Data shown>
⟨
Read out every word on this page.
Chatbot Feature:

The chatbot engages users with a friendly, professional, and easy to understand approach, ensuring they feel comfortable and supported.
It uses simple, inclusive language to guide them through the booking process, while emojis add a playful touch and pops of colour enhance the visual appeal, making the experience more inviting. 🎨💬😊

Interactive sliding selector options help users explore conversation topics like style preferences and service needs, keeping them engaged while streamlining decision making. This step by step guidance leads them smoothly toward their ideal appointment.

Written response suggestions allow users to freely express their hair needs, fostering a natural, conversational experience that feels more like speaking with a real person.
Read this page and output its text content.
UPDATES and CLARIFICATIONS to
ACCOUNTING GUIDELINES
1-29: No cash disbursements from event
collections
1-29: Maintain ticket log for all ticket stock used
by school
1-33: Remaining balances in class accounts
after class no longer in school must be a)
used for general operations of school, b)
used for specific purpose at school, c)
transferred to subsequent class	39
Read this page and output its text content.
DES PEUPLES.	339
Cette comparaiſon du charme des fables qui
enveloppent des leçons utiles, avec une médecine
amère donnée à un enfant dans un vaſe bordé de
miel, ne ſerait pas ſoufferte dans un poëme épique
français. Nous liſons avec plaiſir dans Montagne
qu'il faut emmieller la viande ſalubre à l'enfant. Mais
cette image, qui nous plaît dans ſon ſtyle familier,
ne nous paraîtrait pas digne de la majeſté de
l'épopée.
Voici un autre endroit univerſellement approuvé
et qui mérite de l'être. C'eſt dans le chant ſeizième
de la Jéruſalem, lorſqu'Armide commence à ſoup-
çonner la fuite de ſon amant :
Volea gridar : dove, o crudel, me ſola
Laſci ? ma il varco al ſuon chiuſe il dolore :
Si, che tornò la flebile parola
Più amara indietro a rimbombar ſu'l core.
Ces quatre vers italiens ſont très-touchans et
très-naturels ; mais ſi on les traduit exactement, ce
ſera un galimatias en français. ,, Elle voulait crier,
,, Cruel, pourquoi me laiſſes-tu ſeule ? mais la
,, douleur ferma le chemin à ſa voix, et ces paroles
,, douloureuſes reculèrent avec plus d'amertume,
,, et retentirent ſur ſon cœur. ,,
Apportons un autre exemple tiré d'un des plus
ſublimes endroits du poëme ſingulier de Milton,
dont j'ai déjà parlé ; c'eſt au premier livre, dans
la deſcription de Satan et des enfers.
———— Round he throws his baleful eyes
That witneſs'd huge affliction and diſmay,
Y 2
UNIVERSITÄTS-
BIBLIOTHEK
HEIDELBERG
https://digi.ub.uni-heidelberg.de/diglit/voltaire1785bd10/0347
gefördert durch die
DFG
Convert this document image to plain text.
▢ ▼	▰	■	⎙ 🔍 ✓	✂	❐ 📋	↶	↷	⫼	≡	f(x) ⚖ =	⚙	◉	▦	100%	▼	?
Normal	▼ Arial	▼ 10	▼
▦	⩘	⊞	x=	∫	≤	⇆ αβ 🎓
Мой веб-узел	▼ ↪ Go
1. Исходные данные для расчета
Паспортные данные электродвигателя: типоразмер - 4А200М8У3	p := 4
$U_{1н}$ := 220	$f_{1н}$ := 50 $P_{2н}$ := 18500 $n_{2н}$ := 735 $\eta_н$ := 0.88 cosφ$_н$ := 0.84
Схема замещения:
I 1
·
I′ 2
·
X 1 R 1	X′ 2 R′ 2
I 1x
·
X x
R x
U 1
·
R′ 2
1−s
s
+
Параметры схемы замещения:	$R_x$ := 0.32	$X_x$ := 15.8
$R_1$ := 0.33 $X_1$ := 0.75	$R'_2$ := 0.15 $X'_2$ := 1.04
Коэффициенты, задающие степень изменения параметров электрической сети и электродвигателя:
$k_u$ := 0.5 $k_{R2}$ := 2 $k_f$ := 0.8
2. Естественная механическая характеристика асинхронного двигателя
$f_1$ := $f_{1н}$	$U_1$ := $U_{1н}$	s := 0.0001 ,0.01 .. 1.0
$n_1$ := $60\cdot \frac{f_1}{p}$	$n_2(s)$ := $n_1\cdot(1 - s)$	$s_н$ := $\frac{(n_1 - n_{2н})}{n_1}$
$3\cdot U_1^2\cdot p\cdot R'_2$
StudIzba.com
⟩
Gather up every line in the data above that contains the word "cdot", copying each one.

Exercise answer>
$n_1$ := $60\cdot \frac{f_1}{p}$	$n_2(s)$ := $n_1\cdot(1 - s)$	$s_н$ := $\frac{(n_1 - n_{2н})}{n_1}$
$3\cdot U_1^2\cdot p\cdot R'_2$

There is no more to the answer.